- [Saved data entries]
[Begin]

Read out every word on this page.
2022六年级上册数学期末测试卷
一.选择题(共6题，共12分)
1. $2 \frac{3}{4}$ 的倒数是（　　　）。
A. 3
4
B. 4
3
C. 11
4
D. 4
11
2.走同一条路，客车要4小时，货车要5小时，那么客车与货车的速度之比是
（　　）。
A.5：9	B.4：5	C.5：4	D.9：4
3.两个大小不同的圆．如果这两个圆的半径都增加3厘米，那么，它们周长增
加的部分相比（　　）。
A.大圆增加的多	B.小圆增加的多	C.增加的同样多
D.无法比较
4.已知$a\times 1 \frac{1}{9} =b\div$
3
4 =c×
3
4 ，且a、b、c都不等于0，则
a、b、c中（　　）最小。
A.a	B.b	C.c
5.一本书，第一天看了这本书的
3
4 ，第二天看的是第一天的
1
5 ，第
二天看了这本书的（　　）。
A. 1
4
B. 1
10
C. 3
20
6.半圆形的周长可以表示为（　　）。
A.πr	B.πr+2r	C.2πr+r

[End]

Quote the material exactly, leaving nothing out.

Read out every word on this page.
2022六年级上册数学期末测试卷
一.选择题(共6题，共12分)
1. $2 \frac{3}{4}$ 的倒数是（　　　）。
A. 3
4
B. 4
3
C. 11
4
D. 4
11
2.走同一条路，客车要4小时，货车要5小时，那么客车与货车的速度之比是
（　　）。
A.5：9	B.4：5	C.5：4	D.9：4
3.两个大小不同的圆．如果这两个圆的半径都增加3厘米，那么，它们周长增
加的部分相比（　　）。
A.大圆增加的多	B.小圆增加的多	C.增加的同样多
D.无法比较
4.已知$a\times 1 \frac{1}{9} =b\div$
3
4 =c×
3
4 ，且a、b、c都不等于0，则
a、b、c中（　　）最小。
A.a	B.b	C.c
5.一本书，第一天看了这本书的
3
4 ，第二天看的是第一天的
1
5 ，第
二天看了这本书的（　　）。
A. 1
4
B. 1
10
C. 3
20
6.半圆形的周长可以表示为（　　）。
A.πr	B.πr+2r	C.2πr+r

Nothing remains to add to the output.